**Task to carry out**
Check each line of the records below for the word "vettura" and copy those where it appears.

**Given information**
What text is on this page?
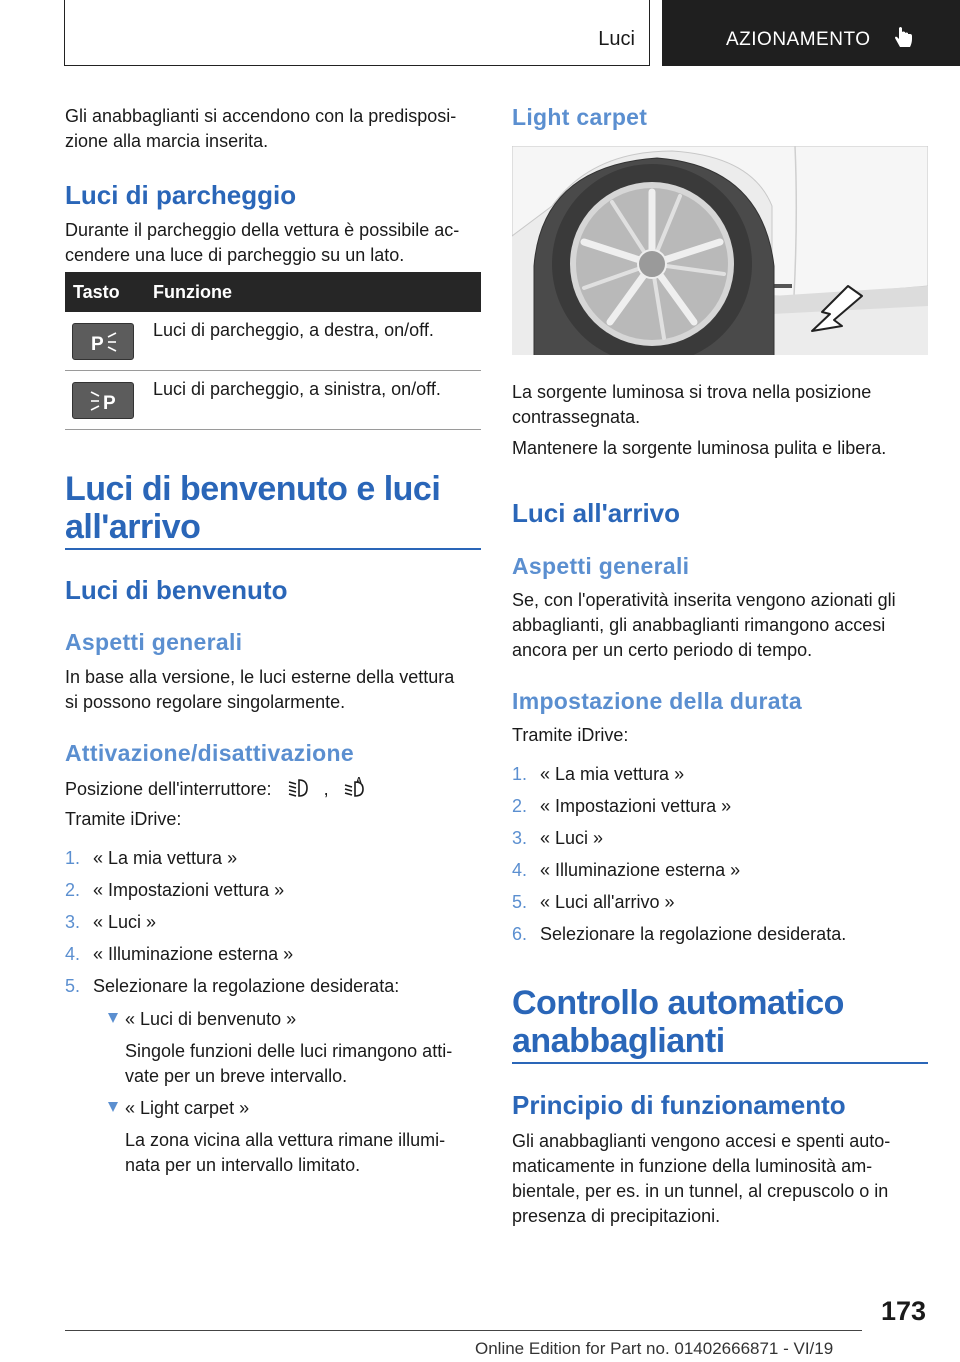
Luci	AZIONAMENTO
Gli anabbaglianti si accendono con la predisposi-
zione alla marcia inserita.
Luci di parcheggio
Durante il parcheggio della vettura è possibile ac-
cendere una luce di parcheggio su un lato.
Tasto Funzione
P
Luci di parcheggio, a destra, on/off.
P
Luci di parcheggio, a sinistra, on/off.
Luci di benvenuto e luci
all'arrivo
Luci di benvenuto
Aspetti generali
In base alla versione, le luci esterne della vettura
si possono regolare singolarmente.
Attivazione/disattivazione
Posizione dell'interruttore:	,	A
Tramite iDrive:
1. « La mia vettura »
2. « Impostazioni vettura »
3. « Luci »
4. « Illuminazione esterna »
5. Selezionare la regolazione desiderata:
« Luci di benvenuto »
Singole funzioni delle luci rimangono atti-
vate per un breve intervallo.
« Light carpet »
La zona vicina alla vettura rimane illumi-
nata per un intervallo limitato.
Light carpet
La sorgente luminosa si trova nella posizione
contrassegnata.
Mantenere la sorgente luminosa pulita e libera.
Luci all'arrivo
Aspetti generali
Se, con l'operatività inserita vengono azionati gli
abbaglianti, gli anabbaglianti rimangono accesi
ancora per un certo periodo di tempo.
Impostazione della durata
Tramite iDrive:
1. « La mia vettura »
2. « Impostazioni vettura »
3. « Luci »
4. « Illuminazione esterna »
5. « Luci all'arrivo »
6. Selezionare la regolazione desiderata.
Controllo automatico
anabbaglianti
Principio di funzionamento
Gli anabbaglianti vengono accesi e spenti auto-
maticamente in funzione della luminosità am-
bientale, per es. in un tunnel, al crepuscolo o in
presenza di precipitazioni.
173
Online Edition for Part no. 01402666871 - VI/19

**Answer to the task**
Durante il parcheggio della vettura è possibile ac-
In base alla versione, le luci esterne della vettura
1. « La mia vettura »
2. « Impostazioni vettura »
La zona vicina alla vettura rimane illumi-
1. « La mia vettura »
2. « Impostazioni vettura »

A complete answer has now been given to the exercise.